(Source data)
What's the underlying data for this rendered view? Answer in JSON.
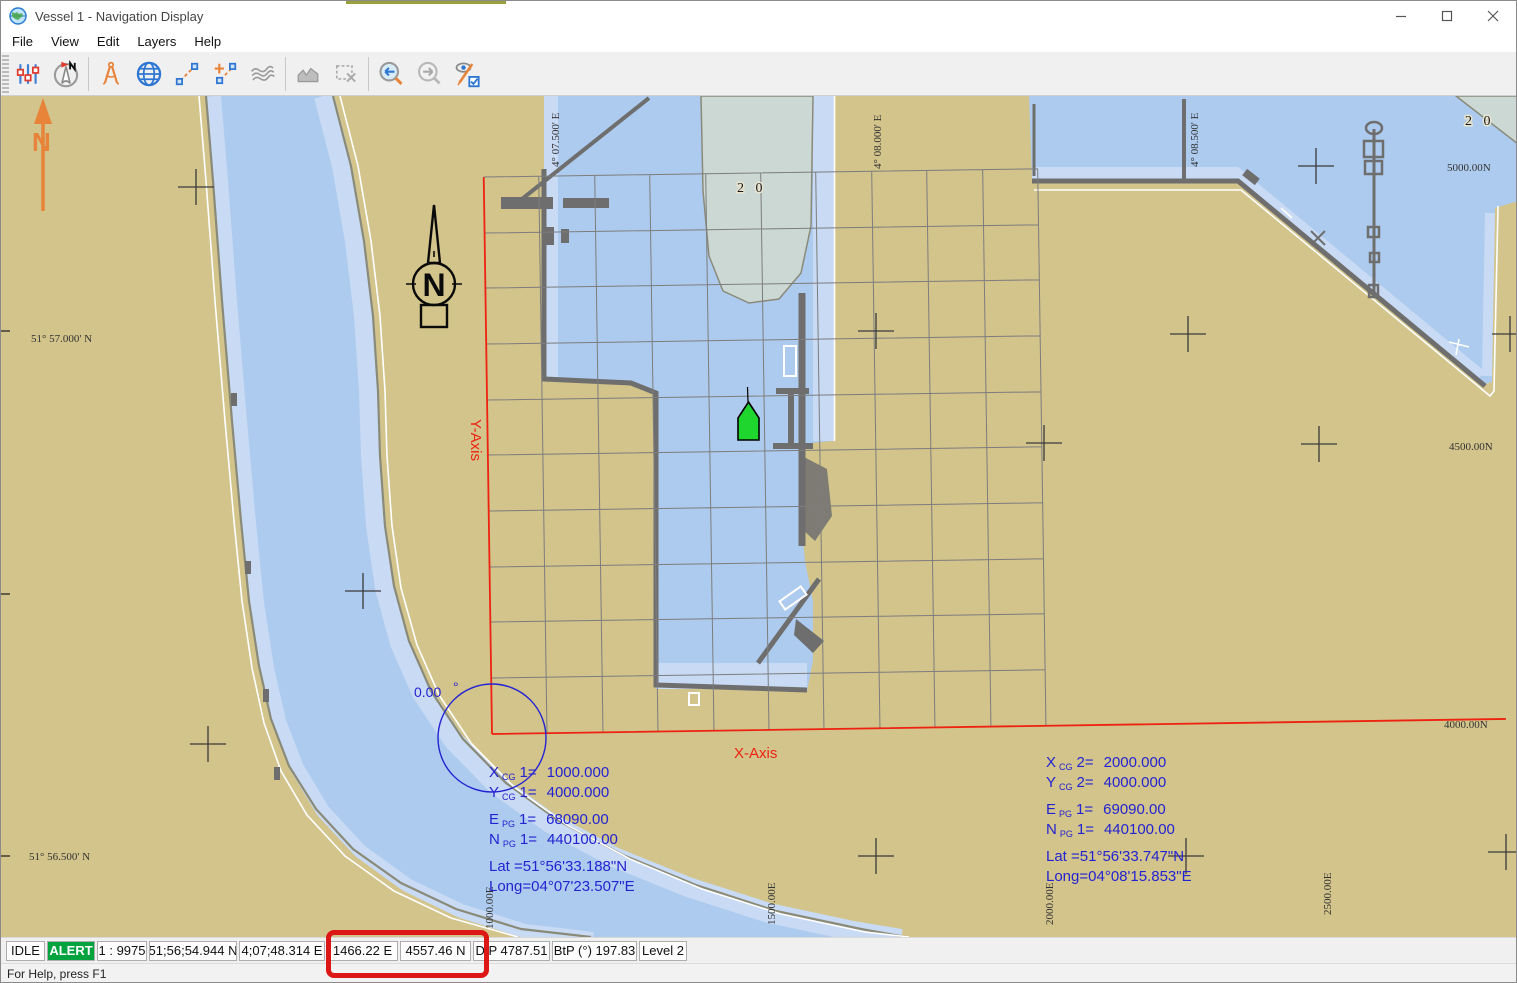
{
  "window": {
    "title": "Vessel 1 - Navigation Display",
    "app_icon": "globe-icon",
    "controls": {
      "minimize": "minimize-icon",
      "maximize": "maximize-icon",
      "close": "close-icon"
    }
  },
  "menu": {
    "items": [
      "File",
      "View",
      "Edit",
      "Layers",
      "Help"
    ]
  },
  "toolbar": {
    "buttons": [
      {
        "name": "display-settings-icon"
      },
      {
        "name": "north-compass-icon"
      },
      {
        "name": "dividers-measure-icon"
      },
      {
        "name": "globe-projection-icon"
      },
      {
        "name": "measure-line-icon"
      },
      {
        "name": "add-waypoint-icon"
      },
      {
        "name": "currents-layer-icon"
      },
      {
        "name": "depth-profile-icon",
        "disabled": true
      },
      {
        "name": "select-region-icon",
        "disabled": true
      },
      {
        "name": "zoom-previous-icon"
      },
      {
        "name": "zoom-next-icon",
        "disabled": true
      },
      {
        "name": "view-options-icon"
      }
    ]
  },
  "chart": {
    "colors": {
      "land": "#d2c48b",
      "water": "#adcbee",
      "shallow": "#c8daf4",
      "dredge": "#ccd8d4",
      "quay": "#6e6e6e",
      "grid": "#7d7d7d",
      "axis_red": "#ee2211",
      "annot_blue": "#2323d2",
      "orange": "#e8833a",
      "alert_green": "#00a33e",
      "highlight_red": "#dd1616"
    },
    "labels": {
      "lat_top": "51° 57.000' N",
      "lat_bottom": "51° 56.500' N",
      "lon_1": "4° 07.500' E",
      "lon_2": "4° 08.000' E",
      "lon_3": "4° 08.500' E",
      "grid_n_1": "5000.00N",
      "grid_n_2": "4500.00N",
      "grid_n_3": "4000.00N",
      "grid_e_1": "1000.00E",
      "grid_e_2": "1500.00E",
      "grid_e_3": "2000.00E",
      "grid_e_4": "2500.00E",
      "depth_mid": "2 0",
      "depth_ne": "2 0",
      "x_axis": "X-Axis",
      "y_axis": "Y-Axis",
      "heading": "0.00",
      "heading_unit": "°",
      "compass_n": "N",
      "north_arrow_n": "N"
    },
    "annotations": {
      "left": {
        "lines": [
          {
            "m": "X",
            "s": "CG",
            "i": "1=",
            "v": "1000.000"
          },
          {
            "m": "Y",
            "s": "CG",
            "i": "1=",
            "v": "4000.000"
          },
          {
            "m": "E",
            "s": "PG",
            "i": "1=",
            "v": "68090.00"
          },
          {
            "m": "N",
            "s": "PG",
            "i": "1=",
            "v": "440100.00"
          },
          {
            "m": "Lat =",
            "s": "",
            "i": "",
            "v": "51°56'33.188\"N"
          },
          {
            "m": "Long=",
            "s": "",
            "i": "",
            "v": "04°07'23.507\"E"
          }
        ]
      },
      "right": {
        "lines": [
          {
            "m": "X",
            "s": "CG",
            "i": "2=",
            "v": "2000.000"
          },
          {
            "m": "Y",
            "s": "CG",
            "i": "2=",
            "v": "4000.000"
          },
          {
            "m": "E",
            "s": "PG",
            "i": "1=",
            "v": "69090.00"
          },
          {
            "m": "N",
            "s": "PG",
            "i": "1=",
            "v": "440100.00"
          },
          {
            "m": "Lat =",
            "s": "",
            "i": "",
            "v": "51°56'33.747\"N"
          },
          {
            "m": "Long=",
            "s": "",
            "i": "",
            "v": "04°08'15.853\"E"
          }
        ]
      }
    }
  },
  "statusbar": {
    "cells": [
      "IDLE",
      "ALERT",
      "1 : 9975",
      "51;56;54.944 N",
      "4;07;48.314 E",
      "1466.22 E",
      "4557.46 N",
      "DtP 4787.51",
      "BtP (°) 197.83",
      "Level 2"
    ]
  },
  "helpbar": {
    "text": "For Help, press F1"
  }
}
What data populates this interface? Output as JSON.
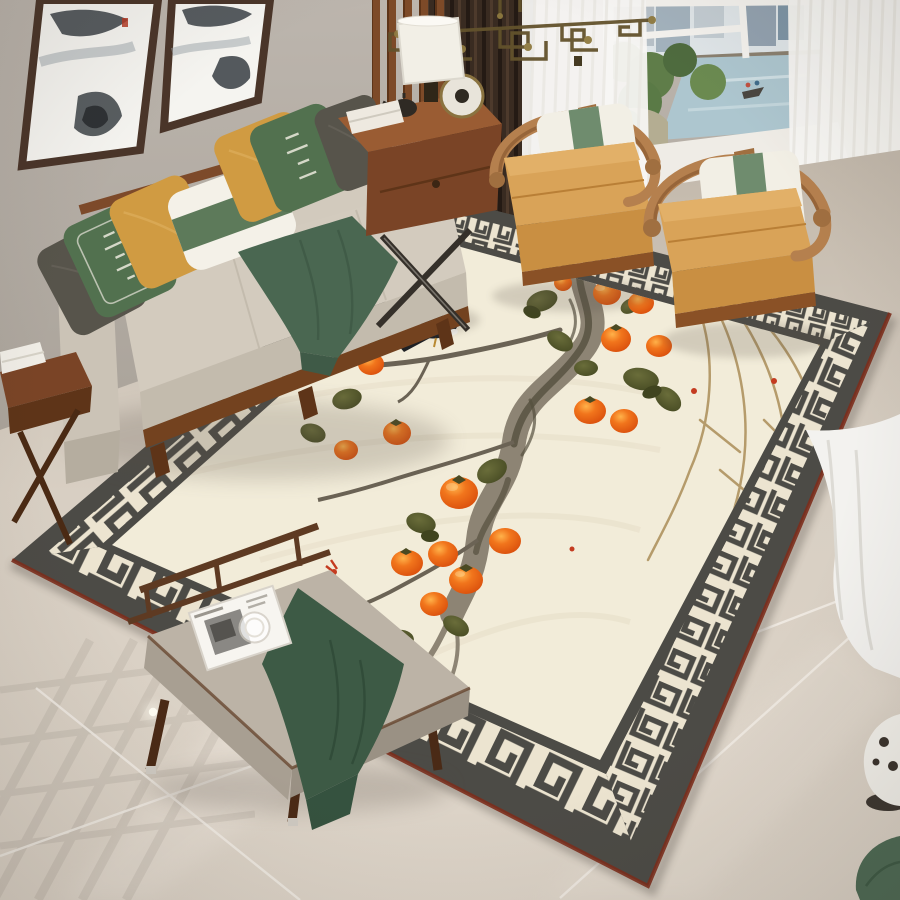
{
  "meta": {
    "title": "New Chinese-style living room with persimmon-motif area rug",
    "kind": "interior photograph, no visible readable text"
  },
  "palette": {
    "wall": "#b6afa7",
    "floor": "#d6ccc0",
    "floor_grout": "#f2ede6",
    "rug_outer": "#4c4b46",
    "rug_edge": "#7c2d1c",
    "rug_meander_bg": "#ece4d0",
    "rug_field": "#f2ecd9",
    "persimmon": "#f1751c",
    "persimmon_deep": "#dd5310",
    "persimmon_light": "#ffb24a",
    "leaf": "#5d6030",
    "leaf_dark": "#40441f",
    "branch": "#8d8474",
    "branch_dark": "#55503f",
    "twig": "#b59b6b",
    "bird_black": "#1f2125",
    "bird_white": "#f4f3ee",
    "bird_beak": "#e8b13c",
    "sofa_wood": "#7d4a2a",
    "sofa_fabric": "#d3cbbe",
    "pillow_gray": "#57544b",
    "pillow_green": "#52714f",
    "pillow_mustard": "#d09b42",
    "pillow_white": "#f4f1e8",
    "band_green": "#5d7a5a",
    "throw_green": "#4a6751",
    "bench_throw": "#3d5a45",
    "bench_wood": "#5e3a22",
    "bench_cushion": "#bcb3a6",
    "chair_wood": "#b5804e",
    "chair_cushion": "#d9a358",
    "chair_cushion_deep": "#c98f42",
    "chair_pillow": "#f2efe5",
    "chair_band": "#6f8c6e",
    "curtain_sheer": "#f7f6f3",
    "curtain_dark": "#392b21",
    "chandelier": "#63522c",
    "window_water": "#adc6cf",
    "window_tree": "#5f7d49",
    "window_building": "#9fb0bb",
    "lamp_shade": "#f2efe6",
    "table_wood": "#7a4426",
    "wall_art_frame": "#4a3529"
  },
  "scene": {
    "wall_art": {
      "count": 2,
      "description": "ink-wash landscape paintings in dark wood frames, red seal mark"
    },
    "chandelier": "bronze geometric fretwork pendant",
    "window": {
      "view": [
        "city buildings",
        "park trees",
        "pond with small boat and bridge"
      ],
      "curtains": [
        "white sheer panels",
        "dark brown striped drape"
      ],
      "sill": "white ledge"
    },
    "sofa": {
      "frame": "walnut wood",
      "upholstery": "light taupe",
      "pillows": [
        "dark gray",
        "green with white calligraphy",
        "mustard",
        "white lumbar with green band",
        "mustard",
        "green with white calligraphy",
        "dark gray"
      ],
      "throw": "green draped over seat"
    },
    "armchairs": {
      "count": 2,
      "style": "horseshoe-back Chinese armchair",
      "cushion": "camel, two tiers",
      "pillow": "white with sage green band"
    },
    "console_table": {
      "items": [
        "white drum-shade lamp",
        "stacked books",
        "bronze disc ornament",
        "dark teapot"
      ]
    },
    "side_table_left": {
      "items": [
        "stack of white books"
      ]
    },
    "bench": {
      "cushion": "warm gray",
      "throw": "dark green draped",
      "tray_items": [
        "black-and-white magazine",
        "glass cup"
      ]
    },
    "rug": {
      "field": "ivory with faint texture",
      "motif": "gnarled persimmon branch, 15 orange persimmons, olive leaves, dry twigs, perched magpie, tiny red buds",
      "border": "greek-key meander band",
      "outer_band": "charcoal",
      "edge_binding": "maroon"
    },
    "floor": "polished beige marble tile with grout lines, lattice reflection and recessed light",
    "corner_objects": [
      "white ceramic stool (partial)",
      "green floor cushion (partial)",
      "pooled sheer curtain hem"
    ]
  }
}
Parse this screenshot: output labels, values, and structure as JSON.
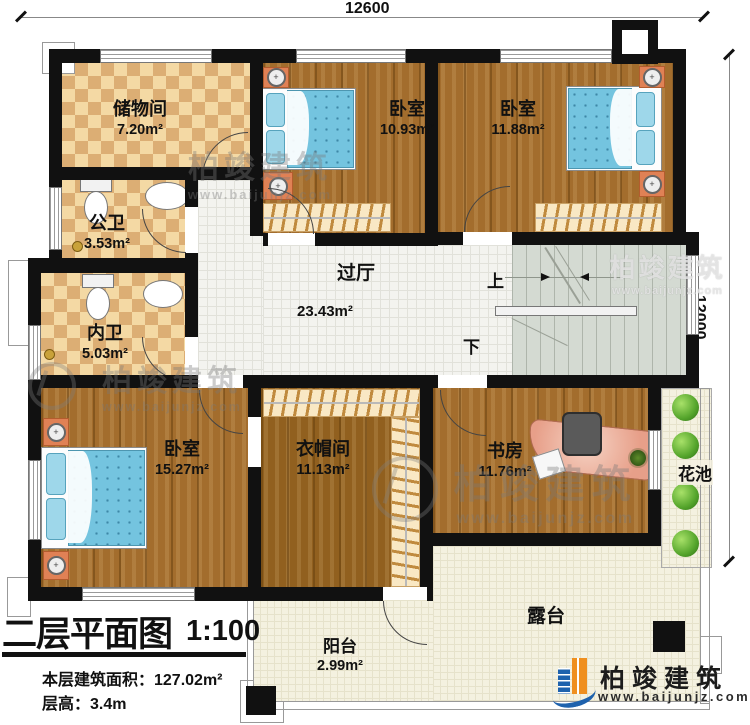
{
  "dims": {
    "top": "12600",
    "right": "12000"
  },
  "rooms": {
    "storage": {
      "name": "储物间",
      "area": "7.20m²"
    },
    "public_bath": {
      "name": "公卫",
      "area": "3.53m²"
    },
    "inner_bath": {
      "name": "内卫",
      "area": "5.03m²"
    },
    "bedroom_a": {
      "name": "卧室",
      "area": "10.93m²"
    },
    "bedroom_b": {
      "name": "卧室",
      "area": "11.88m²"
    },
    "hall": {
      "name": "过厅",
      "area": "23.43m²"
    },
    "bedroom_c": {
      "name": "卧室",
      "area": "15.27m²"
    },
    "cloakroom": {
      "name": "衣帽间",
      "area": "11.13m²"
    },
    "study": {
      "name": "书房",
      "area": "11.76m²"
    },
    "flower_bed": {
      "name": "花池"
    },
    "terrace": {
      "name": "露台"
    },
    "balcony": {
      "name": "阳台",
      "area": "2.99m²"
    }
  },
  "stairs": {
    "up": "上",
    "down": "下"
  },
  "title": {
    "main": "二层平面图",
    "scale": "1:100",
    "area_line": "本层建筑面积：127.02m²",
    "height_line": "层高：3.4m"
  },
  "brand": {
    "name": "柏竣建筑",
    "url": "www.baijunjz.com"
  },
  "colors": {
    "wall": "#111111",
    "wood_floor": "#a36d2d",
    "tile_check_light": "#f4d9a4",
    "tile_check_dark": "#dcae74",
    "hall_tile": "#f3f3ef",
    "terrace": "#f4f1e0",
    "stairs": "#d4dad2",
    "bed": "#74c4df",
    "nightstand": "#e08155",
    "desk": "#e79f89",
    "bush": "#55a52c",
    "logo_blue": "#1e62ad",
    "logo_orange": "#ef8f1f"
  }
}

**Exercise prompt**
In the lines above, find each one with "this" and list it.

**Worked solution**
What's the underlying data for this rendered view? Answer in JSON.
What data populates this interface? Output as JSON.
Parse this screenshot: output labels, values, and structure as JSON.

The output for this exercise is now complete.